▶ What to produce: Keep only those lines of the records that include the string "adipiscing".

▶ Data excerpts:
** START **
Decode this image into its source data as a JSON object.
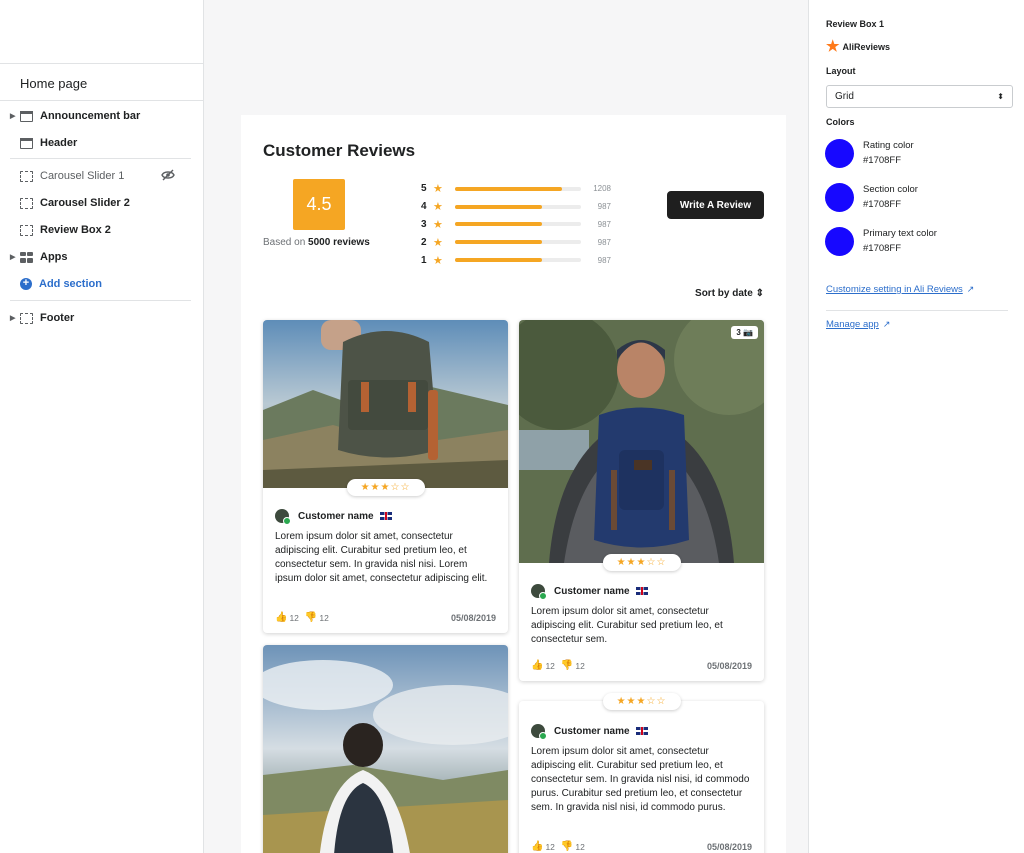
{
  "sidebar": {
    "home_label": "Home page",
    "items": [
      {
        "label": "Announcement bar"
      },
      {
        "label": "Header"
      },
      {
        "label": "Carousel Slider 1"
      },
      {
        "label": "Carousel Slider 2"
      },
      {
        "label": "Review Box 2"
      },
      {
        "label": "Apps"
      },
      {
        "label": "Add section"
      },
      {
        "label": "Footer"
      }
    ]
  },
  "reviews": {
    "title": "Customer Reviews",
    "score": "4.5",
    "based_prefix": "Based on ",
    "based_count": "5000 reviews",
    "write_button": "Write A Review",
    "sort_label": "Sort by date",
    "rating_bars": [
      {
        "stars": "5",
        "count": "1208",
        "fraction": 0.85
      },
      {
        "stars": "4",
        "count": "987",
        "fraction": 0.69
      },
      {
        "stars": "3",
        "count": "987",
        "fraction": 0.69
      },
      {
        "stars": "2",
        "count": "987",
        "fraction": 0.69
      },
      {
        "stars": "1",
        "count": "987",
        "fraction": 0.69
      }
    ],
    "cards": [
      {
        "name": "Customer name",
        "text": "Lorem ipsum dolor sit amet, consectetur adipiscing elit. Curabitur sed pretium leo, et consectetur sem. In gravida nisl nisi. Lorem ipsum dolor sit amet, consectetur adipiscing elit.",
        "likes": "12",
        "dislikes": "12",
        "date": "05/08/2019",
        "rating": 3
      },
      {
        "name": "Customer name",
        "text": "Lorem ipsum dolor sit amet, consectetur adipiscing elit. Curabitur sed pretium leo, et consectetur sem.",
        "likes": "12",
        "dislikes": "12",
        "date": "05/08/2019",
        "rating": 3,
        "photo_count": "3"
      },
      {
        "name": "Customer name",
        "text": "Lorem ipsum dolor sit amet, consectetur adipiscing elit. Curabitur sed pretium leo, et consectetur sem. In gravida nisl nisi, id commodo purus. Curabitur sed pretium leo, et consectetur sem. In gravida nisl nisi, id commodo purus.",
        "likes": "12",
        "dislikes": "12",
        "date": "05/08/2019",
        "rating": 3
      }
    ]
  },
  "panel": {
    "title": "Review Box 1",
    "brand": "AliReviews",
    "layout_label": "Layout",
    "layout_value": "Grid",
    "colors_label": "Colors",
    "colors": [
      {
        "label": "Rating color",
        "value": "#1708FF"
      },
      {
        "label": "Section color",
        "value": "#1708FF"
      },
      {
        "label": "Primary text color",
        "value": "#1708FF"
      }
    ],
    "customize_link": "Customize setting in Ali Reviews",
    "manage_link": "Manage app"
  }
}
** END **
▶ Answer:
        "text": "Lorem ipsum dolor sit amet, consectetur adipiscing elit. Curabitur sed pretium leo, et consectetur sem. In gravida nisl nisi. Lorem ipsum dolor sit amet, consectetur adipiscing elit.",
        "text": "Lorem ipsum dolor sit amet, consectetur adipiscing elit. Curabitur sed pretium leo, et consectetur sem.",
        "text": "Lorem ipsum dolor sit amet, consectetur adipiscing elit. Curabitur sed pretium leo, et consectetur sem. In gravida nisl nisi, id commodo purus. Curabitur sed pretium leo, et consectetur sem. In gravida nisl nisi, id commodo purus.",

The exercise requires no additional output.